-- Begin RECORD EXTRACTS --

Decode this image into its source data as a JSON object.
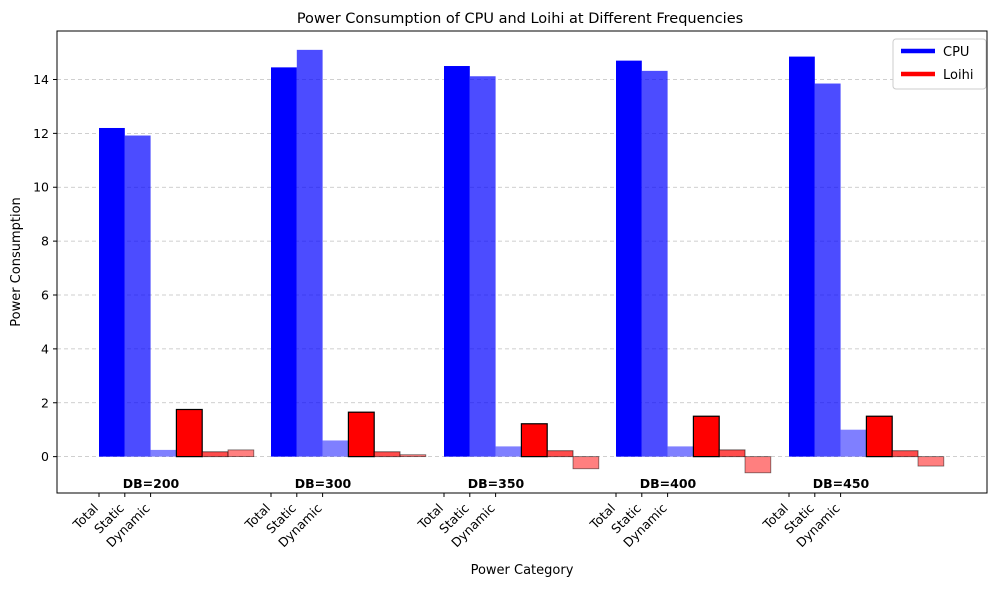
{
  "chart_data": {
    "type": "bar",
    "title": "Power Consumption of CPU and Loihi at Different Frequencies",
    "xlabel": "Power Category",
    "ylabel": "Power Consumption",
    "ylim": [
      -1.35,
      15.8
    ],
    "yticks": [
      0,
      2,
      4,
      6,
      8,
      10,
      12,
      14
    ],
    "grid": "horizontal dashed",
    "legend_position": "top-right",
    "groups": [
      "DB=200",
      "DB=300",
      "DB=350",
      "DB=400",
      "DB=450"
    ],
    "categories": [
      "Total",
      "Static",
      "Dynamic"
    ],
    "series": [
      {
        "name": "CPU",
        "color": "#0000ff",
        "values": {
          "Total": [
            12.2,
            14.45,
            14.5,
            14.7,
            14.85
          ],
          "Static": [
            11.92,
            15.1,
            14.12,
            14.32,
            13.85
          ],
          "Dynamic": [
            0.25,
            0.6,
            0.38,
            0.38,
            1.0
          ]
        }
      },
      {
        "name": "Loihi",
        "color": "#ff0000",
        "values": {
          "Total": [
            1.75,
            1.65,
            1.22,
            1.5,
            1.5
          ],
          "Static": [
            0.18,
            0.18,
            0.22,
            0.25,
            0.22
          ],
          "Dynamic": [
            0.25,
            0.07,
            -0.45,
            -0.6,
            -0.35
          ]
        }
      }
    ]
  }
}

-- End RECORD EXTRACTS --

Repeat every record above exactly, but leave out any pictures.

Decode this image into its source data as a JSON object.
{
  "chart_data": {
    "type": "bar",
    "title": "Power Consumption of CPU and Loihi at Different Frequencies",
    "xlabel": "Power Category",
    "ylabel": "Power Consumption",
    "ylim": [
      -1.35,
      15.8
    ],
    "yticks": [
      0,
      2,
      4,
      6,
      8,
      10,
      12,
      14
    ],
    "grid": "horizontal dashed",
    "legend_position": "top-right",
    "groups": [
      "DB=200",
      "DB=300",
      "DB=350",
      "DB=400",
      "DB=450"
    ],
    "categories": [
      "Total",
      "Static",
      "Dynamic"
    ],
    "series": [
      {
        "name": "CPU",
        "color": "#0000ff",
        "values": {
          "Total": [
            12.2,
            14.45,
            14.5,
            14.7,
            14.85
          ],
          "Static": [
            11.92,
            15.1,
            14.12,
            14.32,
            13.85
          ],
          "Dynamic": [
            0.25,
            0.6,
            0.38,
            0.38,
            1.0
          ]
        }
      },
      {
        "name": "Loihi",
        "color": "#ff0000",
        "values": {
          "Total": [
            1.75,
            1.65,
            1.22,
            1.5,
            1.5
          ],
          "Static": [
            0.18,
            0.18,
            0.22,
            0.25,
            0.22
          ],
          "Dynamic": [
            0.25,
            0.07,
            -0.45,
            -0.6,
            -0.35
          ]
        }
      }
    ]
  }
}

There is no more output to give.